[Prompt]:
Reproduce all entries precisely as they are written.

[Record set]:

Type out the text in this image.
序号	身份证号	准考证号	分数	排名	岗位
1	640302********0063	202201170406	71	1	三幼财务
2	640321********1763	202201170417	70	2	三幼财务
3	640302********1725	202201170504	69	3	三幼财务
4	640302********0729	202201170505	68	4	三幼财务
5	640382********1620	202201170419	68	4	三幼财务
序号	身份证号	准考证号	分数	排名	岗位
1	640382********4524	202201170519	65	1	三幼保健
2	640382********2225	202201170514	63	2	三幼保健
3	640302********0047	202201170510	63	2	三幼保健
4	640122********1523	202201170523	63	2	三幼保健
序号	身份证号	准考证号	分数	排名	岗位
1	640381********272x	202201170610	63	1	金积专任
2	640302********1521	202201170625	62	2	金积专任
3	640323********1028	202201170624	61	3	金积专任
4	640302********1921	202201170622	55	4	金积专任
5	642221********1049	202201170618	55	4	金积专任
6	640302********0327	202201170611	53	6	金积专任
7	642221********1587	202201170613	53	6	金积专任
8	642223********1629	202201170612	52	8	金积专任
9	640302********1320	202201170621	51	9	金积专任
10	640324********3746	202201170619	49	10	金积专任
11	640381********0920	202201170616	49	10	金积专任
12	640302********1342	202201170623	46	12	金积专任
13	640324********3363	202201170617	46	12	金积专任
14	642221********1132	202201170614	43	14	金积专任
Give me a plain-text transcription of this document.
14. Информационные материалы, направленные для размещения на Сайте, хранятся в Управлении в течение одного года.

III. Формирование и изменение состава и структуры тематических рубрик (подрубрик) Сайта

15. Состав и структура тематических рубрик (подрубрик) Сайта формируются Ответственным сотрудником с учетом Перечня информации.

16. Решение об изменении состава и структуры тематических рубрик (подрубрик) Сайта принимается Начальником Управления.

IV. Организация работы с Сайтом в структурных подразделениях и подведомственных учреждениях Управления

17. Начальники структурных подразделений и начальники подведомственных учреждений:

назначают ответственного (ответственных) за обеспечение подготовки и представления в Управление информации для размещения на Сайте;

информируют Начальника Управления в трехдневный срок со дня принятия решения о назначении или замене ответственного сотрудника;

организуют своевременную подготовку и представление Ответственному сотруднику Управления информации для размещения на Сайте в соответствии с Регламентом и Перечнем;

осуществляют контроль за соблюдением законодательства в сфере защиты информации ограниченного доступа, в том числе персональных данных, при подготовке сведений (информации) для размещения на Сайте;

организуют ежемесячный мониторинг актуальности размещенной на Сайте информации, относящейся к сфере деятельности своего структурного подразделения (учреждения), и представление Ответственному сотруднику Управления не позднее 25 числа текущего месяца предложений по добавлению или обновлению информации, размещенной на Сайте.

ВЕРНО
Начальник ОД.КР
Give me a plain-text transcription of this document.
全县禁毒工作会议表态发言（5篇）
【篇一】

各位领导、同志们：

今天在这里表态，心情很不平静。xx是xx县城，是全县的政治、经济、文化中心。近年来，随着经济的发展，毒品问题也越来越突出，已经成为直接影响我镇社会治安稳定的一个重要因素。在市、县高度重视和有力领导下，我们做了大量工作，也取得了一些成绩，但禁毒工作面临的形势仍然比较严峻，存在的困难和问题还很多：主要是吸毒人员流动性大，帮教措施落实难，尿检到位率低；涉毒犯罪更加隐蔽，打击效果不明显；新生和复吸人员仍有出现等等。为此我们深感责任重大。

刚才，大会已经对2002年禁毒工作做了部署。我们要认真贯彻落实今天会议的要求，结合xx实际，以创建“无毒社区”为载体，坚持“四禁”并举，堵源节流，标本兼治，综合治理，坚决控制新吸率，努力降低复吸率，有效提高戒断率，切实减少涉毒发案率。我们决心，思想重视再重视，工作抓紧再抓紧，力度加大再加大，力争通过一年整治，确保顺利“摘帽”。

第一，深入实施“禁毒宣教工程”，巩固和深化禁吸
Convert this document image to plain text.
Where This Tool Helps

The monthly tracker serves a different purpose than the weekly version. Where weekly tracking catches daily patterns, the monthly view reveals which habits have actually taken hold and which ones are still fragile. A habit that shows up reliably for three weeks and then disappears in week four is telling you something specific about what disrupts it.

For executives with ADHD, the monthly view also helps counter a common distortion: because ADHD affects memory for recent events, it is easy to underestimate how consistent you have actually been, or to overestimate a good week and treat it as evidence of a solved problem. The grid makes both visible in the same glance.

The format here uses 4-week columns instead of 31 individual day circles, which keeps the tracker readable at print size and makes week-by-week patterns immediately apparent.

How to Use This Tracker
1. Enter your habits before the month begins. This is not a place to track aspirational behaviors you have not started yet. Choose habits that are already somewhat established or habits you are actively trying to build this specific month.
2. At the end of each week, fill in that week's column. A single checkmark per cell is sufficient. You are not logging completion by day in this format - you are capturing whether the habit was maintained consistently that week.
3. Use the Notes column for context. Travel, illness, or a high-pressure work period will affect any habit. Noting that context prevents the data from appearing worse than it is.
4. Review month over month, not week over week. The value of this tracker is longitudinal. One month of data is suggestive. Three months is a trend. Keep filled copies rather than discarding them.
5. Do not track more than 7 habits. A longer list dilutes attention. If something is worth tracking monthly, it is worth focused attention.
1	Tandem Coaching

[Solution]:
Type out the text in this image.
序号	身份证号	准考证号	分数	排名	岗位
1	640302********0063	202201170406	71	1	三幼财务
2	640321********1763	202201170417	70	2	三幼财务
3	640302********1725	202201170504	69	3	三幼财务
4	640302********0729	202201170505	68	4	三幼财务
5	640382********1620	202201170419	68	4	三幼财务
序号	身份证号	准考证号	分数	排名	岗位
1	640382********4524	202201170519	65	1	三幼保健
2	640382********2225	202201170514	63	2	三幼保健
3	640302********0047	202201170510	63	2	三幼保健
4	640122********1523	202201170523	63	2	三幼保健
序号	身份证号	准考证号	分数	排名	岗位
1	640381********272x	202201170610	63	1	金积专任
2	640302********1521	202201170625	62	2	金积专任
3	640323********1028	202201170624	61	3	金积专任
4	640302********1921	202201170622	55	4	金积专任
5	642221********1049	202201170618	55	4	金积专任
6	640302********0327	202201170611	53	6	金积专任
7	642221********1587	202201170613	53	6	金积专任
8	642223********1629	202201170612	52	8	金积专任
9	640302********1320	202201170621	51	9	金积专任
10	640324********3746	202201170619	49	10	金积专任
11	640381********0920	202201170616	49	10	金积专任
12	640302********1342	202201170623	46	12	金积专任
13	640324********3363	202201170617	46	12	金积专任
14	642221********1132	202201170614	43	14	金积专任
Give me a plain-text transcription of this document.
14. Информационные материалы, направленные для размещения на Сайте, хранятся в Управлении в течение одного года.

III. Формирование и изменение состава и структуры тематических рубрик (подрубрик) Сайта

15. Состав и структура тематических рубрик (подрубрик) Сайта формируются Ответственным сотрудником с учетом Перечня информации.

16. Решение об изменении состава и структуры тематических рубрик (подрубрик) Сайта принимается Начальником Управления.

IV. Организация работы с Сайтом в структурных подразделениях и подведомственных учреждениях Управления

17. Начальники структурных подразделений и начальники подведомственных учреждений:

назначают ответственного (ответственных) за обеспечение подготовки и представления в Управление информации для размещения на Сайте;

информируют Начальника Управления в трехдневный срок со дня принятия решения о назначении или замене ответственного сотрудника;

организуют своевременную подготовку и представление Ответственному сотруднику Управления информации для размещения на Сайте в соответствии с Регламентом и Перечнем;

осуществляют контроль за соблюдением законодательства в сфере защиты информации ограниченного доступа, в том числе персональных данных, при подготовке сведений (информации) для размещения на Сайте;

организуют ежемесячный мониторинг актуальности размещенной на Сайте информации, относящейся к сфере деятельности своего структурного подразделения (учреждения), и представление Ответственному сотруднику Управления не позднее 25 числа текущего месяца предложений по добавлению или обновлению информации, размещенной на Сайте.

ВЕРНО
Начальник ОД.КР
Give me a plain-text transcription of this document.
全县禁毒工作会议表态发言（5篇）
【篇一】

各位领导、同志们：

今天在这里表态，心情很不平静。xx是xx县城，是全县的政治、经济、文化中心。近年来，随着经济的发展，毒品问题也越来越突出，已经成为直接影响我镇社会治安稳定的一个重要因素。在市、县高度重视和有力领导下，我们做了大量工作，也取得了一些成绩，但禁毒工作面临的形势仍然比较严峻，存在的困难和问题还很多：主要是吸毒人员流动性大，帮教措施落实难，尿检到位率低；涉毒犯罪更加隐蔽，打击效果不明显；新生和复吸人员仍有出现等等。为此我们深感责任重大。

刚才，大会已经对2002年禁毒工作做了部署。我们要认真贯彻落实今天会议的要求，结合xx实际，以创建“无毒社区”为载体，坚持“四禁”并举，堵源节流，标本兼治，综合治理，坚决控制新吸率，努力降低复吸率，有效提高戒断率，切实减少涉毒发案率。我们决心，思想重视再重视，工作抓紧再抓紧，力度加大再加大，力争通过一年整治，确保顺利“摘帽”。

第一，深入实施“禁毒宣教工程”，巩固和深化禁吸
Convert this document image to plain text.
Where This Tool Helps

The monthly tracker serves a different purpose than the weekly version. Where weekly tracking catches daily patterns, the monthly view reveals which habits have actually taken hold and which ones are still fragile. A habit that shows up reliably for three weeks and then disappears in week four is telling you something specific about what disrupts it.

For executives with ADHD, the monthly view also helps counter a common distortion: because ADHD affects memory for recent events, it is easy to underestimate how consistent you have actually been, or to overestimate a good week and treat it as evidence of a solved problem. The grid makes both visible in the same glance.

The format here uses 4-week columns instead of 31 individual day circles, which keeps the tracker readable at print size and makes week-by-week patterns immediately apparent.

How to Use This Tracker
1. Enter your habits before the month begins. This is not a place to track aspirational behaviors you have not started yet. Choose habits that are already somewhat established or habits you are actively trying to build this specific month.
2. At the end of each week, fill in that week's column. A single checkmark per cell is sufficient. You are not logging completion by day in this format - you are capturing whether the habit was maintained consistently that week.
3. Use the Notes column for context. Travel, illness, or a high-pressure work period will affect any habit. Noting that context prevents the data from appearing worse than it is.
4. Review month over month, not week over week. The value of this tracker is longitudinal. One month of data is suggestive. Three months is a trend. Keep filled copies rather than discarding them.
5. Do not track more than 7 habits. A longer list dilutes attention. If something is worth tracking monthly, it is worth focused attention.
1	Tandem Coaching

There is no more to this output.